# Start of Record set

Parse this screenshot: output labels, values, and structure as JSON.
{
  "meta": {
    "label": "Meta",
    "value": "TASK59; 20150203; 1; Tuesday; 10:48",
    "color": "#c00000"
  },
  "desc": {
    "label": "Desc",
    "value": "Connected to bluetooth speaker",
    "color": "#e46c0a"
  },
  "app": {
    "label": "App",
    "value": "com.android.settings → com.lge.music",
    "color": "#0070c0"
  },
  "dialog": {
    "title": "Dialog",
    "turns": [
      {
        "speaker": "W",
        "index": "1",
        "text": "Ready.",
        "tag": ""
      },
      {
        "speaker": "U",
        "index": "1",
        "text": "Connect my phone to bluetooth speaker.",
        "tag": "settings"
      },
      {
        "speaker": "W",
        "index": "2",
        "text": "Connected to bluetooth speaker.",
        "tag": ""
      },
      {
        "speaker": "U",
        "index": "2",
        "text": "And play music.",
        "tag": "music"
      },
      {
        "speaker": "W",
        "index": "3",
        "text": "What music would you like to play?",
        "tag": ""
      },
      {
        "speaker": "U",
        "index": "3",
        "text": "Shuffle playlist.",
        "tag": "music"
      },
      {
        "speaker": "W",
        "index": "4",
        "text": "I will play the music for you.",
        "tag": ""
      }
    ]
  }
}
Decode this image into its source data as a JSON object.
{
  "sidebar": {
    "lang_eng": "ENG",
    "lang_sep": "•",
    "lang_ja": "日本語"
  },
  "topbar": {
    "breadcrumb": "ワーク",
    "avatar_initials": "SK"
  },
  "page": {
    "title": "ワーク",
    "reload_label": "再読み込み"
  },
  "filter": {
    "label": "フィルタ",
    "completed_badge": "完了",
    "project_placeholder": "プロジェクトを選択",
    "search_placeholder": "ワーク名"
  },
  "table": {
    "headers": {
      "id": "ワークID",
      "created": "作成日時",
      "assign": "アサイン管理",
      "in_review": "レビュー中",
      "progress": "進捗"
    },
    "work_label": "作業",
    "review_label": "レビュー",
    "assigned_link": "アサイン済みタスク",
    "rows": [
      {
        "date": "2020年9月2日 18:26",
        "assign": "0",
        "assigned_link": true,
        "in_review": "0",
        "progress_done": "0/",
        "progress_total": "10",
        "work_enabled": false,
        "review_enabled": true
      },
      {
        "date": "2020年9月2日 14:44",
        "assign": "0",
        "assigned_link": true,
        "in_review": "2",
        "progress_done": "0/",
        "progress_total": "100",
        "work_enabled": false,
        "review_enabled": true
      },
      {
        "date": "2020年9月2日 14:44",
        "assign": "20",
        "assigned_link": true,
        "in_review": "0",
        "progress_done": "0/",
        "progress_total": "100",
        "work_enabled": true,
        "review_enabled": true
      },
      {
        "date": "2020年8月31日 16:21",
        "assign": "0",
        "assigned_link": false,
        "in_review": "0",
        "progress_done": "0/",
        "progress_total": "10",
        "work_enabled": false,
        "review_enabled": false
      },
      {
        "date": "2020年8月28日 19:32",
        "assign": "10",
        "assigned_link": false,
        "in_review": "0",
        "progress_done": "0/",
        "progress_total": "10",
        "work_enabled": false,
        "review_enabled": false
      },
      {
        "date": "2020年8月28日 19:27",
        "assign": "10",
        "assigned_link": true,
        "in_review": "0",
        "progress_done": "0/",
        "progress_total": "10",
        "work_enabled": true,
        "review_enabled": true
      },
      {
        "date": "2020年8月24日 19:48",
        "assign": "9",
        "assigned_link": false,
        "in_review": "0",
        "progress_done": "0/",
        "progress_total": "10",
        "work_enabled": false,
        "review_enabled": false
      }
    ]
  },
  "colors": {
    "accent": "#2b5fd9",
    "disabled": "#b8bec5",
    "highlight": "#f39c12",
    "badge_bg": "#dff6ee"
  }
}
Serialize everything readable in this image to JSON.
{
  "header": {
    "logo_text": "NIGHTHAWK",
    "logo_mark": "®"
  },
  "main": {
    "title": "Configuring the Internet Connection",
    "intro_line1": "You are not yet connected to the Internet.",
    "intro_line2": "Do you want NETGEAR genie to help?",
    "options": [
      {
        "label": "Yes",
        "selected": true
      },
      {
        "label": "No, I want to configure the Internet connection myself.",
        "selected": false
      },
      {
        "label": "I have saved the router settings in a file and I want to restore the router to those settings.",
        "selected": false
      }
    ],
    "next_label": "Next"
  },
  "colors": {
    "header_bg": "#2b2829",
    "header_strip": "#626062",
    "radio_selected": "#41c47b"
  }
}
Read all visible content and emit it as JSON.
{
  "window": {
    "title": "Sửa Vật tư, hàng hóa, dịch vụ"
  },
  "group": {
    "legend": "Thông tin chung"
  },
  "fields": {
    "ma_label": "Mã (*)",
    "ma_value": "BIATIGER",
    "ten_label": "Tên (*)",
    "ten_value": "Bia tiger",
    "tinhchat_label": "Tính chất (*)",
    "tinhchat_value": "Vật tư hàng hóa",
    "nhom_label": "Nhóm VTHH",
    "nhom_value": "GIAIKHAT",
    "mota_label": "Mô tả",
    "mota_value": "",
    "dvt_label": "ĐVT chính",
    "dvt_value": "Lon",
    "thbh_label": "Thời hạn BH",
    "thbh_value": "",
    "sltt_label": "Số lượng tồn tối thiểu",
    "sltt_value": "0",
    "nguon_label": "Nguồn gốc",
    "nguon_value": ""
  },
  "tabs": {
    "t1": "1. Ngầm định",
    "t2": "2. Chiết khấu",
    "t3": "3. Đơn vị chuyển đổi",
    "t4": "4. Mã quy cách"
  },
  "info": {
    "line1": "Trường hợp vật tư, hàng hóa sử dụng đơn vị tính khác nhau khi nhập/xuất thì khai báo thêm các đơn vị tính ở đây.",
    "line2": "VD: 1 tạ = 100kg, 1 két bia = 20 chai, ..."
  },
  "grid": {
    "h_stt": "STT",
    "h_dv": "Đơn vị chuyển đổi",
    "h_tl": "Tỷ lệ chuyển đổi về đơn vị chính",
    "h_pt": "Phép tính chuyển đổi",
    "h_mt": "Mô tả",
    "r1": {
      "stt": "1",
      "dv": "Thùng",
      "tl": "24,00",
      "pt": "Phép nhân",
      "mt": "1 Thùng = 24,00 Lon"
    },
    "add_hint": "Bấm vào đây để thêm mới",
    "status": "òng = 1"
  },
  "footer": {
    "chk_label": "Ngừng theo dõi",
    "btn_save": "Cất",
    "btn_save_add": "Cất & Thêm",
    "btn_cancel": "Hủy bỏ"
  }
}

# End of Record set

**Problem to work on**
Scan the data above; copy every line where "want" appears.

**Full answer**
    "intro_line2": "Do you want NETGEAR genie to help?",
        "label": "No, I want to configure the Internet connection myself.",
        "label": "I have saved the router settings in a file and I want to restore the router to those settings.",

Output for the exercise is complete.